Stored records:
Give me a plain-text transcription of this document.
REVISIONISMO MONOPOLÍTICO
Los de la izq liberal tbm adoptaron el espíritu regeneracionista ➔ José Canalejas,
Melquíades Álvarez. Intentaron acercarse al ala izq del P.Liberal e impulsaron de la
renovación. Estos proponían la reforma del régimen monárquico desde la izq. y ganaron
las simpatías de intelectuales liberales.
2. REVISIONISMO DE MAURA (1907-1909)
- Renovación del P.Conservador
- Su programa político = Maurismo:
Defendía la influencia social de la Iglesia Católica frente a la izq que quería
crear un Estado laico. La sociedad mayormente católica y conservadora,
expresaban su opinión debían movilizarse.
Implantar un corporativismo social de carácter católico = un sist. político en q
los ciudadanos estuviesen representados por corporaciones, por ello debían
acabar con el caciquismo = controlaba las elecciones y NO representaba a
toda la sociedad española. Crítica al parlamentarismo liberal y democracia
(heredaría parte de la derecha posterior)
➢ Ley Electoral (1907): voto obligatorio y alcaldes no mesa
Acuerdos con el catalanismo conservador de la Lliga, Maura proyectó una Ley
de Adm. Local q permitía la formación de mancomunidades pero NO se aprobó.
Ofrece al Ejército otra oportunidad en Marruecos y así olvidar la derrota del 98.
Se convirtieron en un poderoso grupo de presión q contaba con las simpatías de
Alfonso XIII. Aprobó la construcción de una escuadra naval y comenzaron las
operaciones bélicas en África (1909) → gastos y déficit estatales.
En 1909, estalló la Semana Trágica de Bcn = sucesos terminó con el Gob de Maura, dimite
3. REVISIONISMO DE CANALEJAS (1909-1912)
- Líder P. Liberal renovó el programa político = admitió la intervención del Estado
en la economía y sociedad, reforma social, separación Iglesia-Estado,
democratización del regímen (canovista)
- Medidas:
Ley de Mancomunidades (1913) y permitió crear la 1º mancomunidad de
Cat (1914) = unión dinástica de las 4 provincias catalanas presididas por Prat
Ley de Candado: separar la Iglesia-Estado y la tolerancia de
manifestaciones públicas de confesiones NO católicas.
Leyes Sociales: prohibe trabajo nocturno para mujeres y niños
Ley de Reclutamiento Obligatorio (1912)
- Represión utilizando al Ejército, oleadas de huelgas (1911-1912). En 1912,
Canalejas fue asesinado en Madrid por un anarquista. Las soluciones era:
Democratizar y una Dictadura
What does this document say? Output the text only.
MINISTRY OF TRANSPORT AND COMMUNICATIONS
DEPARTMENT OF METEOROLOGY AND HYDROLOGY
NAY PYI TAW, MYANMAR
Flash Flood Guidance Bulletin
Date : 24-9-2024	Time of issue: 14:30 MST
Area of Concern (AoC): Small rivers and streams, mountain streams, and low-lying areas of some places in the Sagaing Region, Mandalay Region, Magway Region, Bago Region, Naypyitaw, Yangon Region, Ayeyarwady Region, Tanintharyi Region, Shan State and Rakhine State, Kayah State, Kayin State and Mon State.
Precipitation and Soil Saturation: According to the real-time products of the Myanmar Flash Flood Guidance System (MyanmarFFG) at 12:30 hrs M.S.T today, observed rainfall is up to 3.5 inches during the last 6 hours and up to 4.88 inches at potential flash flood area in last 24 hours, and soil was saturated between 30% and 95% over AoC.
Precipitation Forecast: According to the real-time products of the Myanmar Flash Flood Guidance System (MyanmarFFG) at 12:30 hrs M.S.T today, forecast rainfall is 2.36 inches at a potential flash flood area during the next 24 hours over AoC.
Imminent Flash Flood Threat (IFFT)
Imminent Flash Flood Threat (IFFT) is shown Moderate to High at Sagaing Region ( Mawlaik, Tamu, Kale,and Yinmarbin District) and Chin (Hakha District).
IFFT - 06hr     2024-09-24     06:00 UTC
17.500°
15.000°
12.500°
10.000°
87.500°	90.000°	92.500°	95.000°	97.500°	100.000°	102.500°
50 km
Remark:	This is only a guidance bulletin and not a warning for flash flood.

Goal
Begin with the line that contains "What does this" and set down each line exactly until the records above end, including the final line.

Result of this task
What does this document say? Output the text only.
MINISTRY OF TRANSPORT AND COMMUNICATIONS
DEPARTMENT OF METEOROLOGY AND HYDROLOGY
NAY PYI TAW, MYANMAR
Flash Flood Guidance Bulletin
Date : 24-9-2024	Time of issue: 14:30 MST
Area of Concern (AoC): Small rivers and streams, mountain streams, and low-lying areas of some places in the Sagaing Region, Mandalay Region, Magway Region, Bago Region, Naypyitaw, Yangon Region, Ayeyarwady Region, Tanintharyi Region, Shan State and Rakhine State, Kayah State, Kayin State and Mon State.
Precipitation and Soil Saturation: According to the real-time products of the Myanmar Flash Flood Guidance System (MyanmarFFG) at 12:30 hrs M.S.T today, observed rainfall is up to 3.5 inches during the last 6 hours and up to 4.88 inches at potential flash flood area in last 24 hours, and soil was saturated between 30% and 95% over AoC.
Precipitation Forecast: According to the real-time products of the Myanmar Flash Flood Guidance System (MyanmarFFG) at 12:30 hrs M.S.T today, forecast rainfall is 2.36 inches at a potential flash flood area during the next 24 hours over AoC.
Imminent Flash Flood Threat (IFFT)
Imminent Flash Flood Threat (IFFT) is shown Moderate to High at Sagaing Region ( Mawlaik, Tamu, Kale,and Yinmarbin District) and Chin (Hakha District).
IFFT - 06hr     2024-09-24     06:00 UTC
17.500°
15.000°
12.500°
10.000°
87.500°	90.000°	92.500°	95.000°	97.500°	100.000°	102.500°
50 km
Remark:	This is only a guidance bulletin and not a warning for flash flood.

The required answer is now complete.